┌──

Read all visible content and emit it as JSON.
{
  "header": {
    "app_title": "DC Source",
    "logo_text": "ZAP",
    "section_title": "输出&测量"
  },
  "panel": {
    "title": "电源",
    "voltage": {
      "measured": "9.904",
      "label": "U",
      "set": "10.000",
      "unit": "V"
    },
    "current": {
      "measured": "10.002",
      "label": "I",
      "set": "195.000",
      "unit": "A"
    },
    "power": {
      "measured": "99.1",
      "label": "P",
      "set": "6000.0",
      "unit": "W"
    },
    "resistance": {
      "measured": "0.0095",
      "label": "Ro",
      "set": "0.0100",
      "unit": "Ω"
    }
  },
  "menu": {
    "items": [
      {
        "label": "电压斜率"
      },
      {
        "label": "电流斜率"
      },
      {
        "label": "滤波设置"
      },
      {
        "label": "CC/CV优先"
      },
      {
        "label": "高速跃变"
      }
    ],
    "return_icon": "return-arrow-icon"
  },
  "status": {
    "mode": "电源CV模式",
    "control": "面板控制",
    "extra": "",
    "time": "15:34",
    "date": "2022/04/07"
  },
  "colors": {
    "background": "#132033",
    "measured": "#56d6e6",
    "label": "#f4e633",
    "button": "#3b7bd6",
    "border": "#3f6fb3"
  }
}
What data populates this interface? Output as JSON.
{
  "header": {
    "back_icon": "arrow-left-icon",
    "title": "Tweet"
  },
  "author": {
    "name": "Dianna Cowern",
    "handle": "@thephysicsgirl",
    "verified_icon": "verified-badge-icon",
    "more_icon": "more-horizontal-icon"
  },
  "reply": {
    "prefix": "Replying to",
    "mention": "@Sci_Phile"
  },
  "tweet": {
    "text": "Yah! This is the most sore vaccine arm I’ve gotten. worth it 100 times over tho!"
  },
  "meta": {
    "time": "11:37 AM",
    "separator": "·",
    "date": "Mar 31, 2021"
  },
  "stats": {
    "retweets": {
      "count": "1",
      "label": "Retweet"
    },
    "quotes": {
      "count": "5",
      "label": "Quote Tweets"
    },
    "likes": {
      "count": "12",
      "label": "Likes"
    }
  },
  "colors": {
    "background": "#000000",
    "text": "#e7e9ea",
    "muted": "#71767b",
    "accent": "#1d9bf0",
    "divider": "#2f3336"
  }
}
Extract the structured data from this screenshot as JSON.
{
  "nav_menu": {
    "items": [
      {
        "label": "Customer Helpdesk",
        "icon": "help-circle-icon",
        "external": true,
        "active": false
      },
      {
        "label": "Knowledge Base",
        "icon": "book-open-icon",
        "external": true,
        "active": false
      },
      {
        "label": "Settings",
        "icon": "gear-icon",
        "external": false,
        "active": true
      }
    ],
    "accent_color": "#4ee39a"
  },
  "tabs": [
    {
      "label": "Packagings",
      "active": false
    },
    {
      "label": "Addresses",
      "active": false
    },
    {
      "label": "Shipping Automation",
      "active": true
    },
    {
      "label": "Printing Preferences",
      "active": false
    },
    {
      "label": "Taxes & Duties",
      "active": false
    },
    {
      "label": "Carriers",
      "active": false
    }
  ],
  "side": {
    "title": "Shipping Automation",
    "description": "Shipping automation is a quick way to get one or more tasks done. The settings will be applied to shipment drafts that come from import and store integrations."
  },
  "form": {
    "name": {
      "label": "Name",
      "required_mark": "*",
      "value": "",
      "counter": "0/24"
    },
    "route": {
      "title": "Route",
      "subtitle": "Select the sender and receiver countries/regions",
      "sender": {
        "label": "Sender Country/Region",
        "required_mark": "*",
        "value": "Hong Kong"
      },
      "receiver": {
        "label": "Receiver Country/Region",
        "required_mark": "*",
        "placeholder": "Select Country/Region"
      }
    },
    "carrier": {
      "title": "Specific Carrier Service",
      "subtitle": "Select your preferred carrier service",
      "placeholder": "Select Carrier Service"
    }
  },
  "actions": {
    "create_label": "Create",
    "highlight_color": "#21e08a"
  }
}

└──

DESCRIPTION OF THE TASK: Scan the listing above. Gather each line that contains the word "true".

FINISHED ANSWER:
        "external": true,
        "external": true,
        "active": true
      "active": true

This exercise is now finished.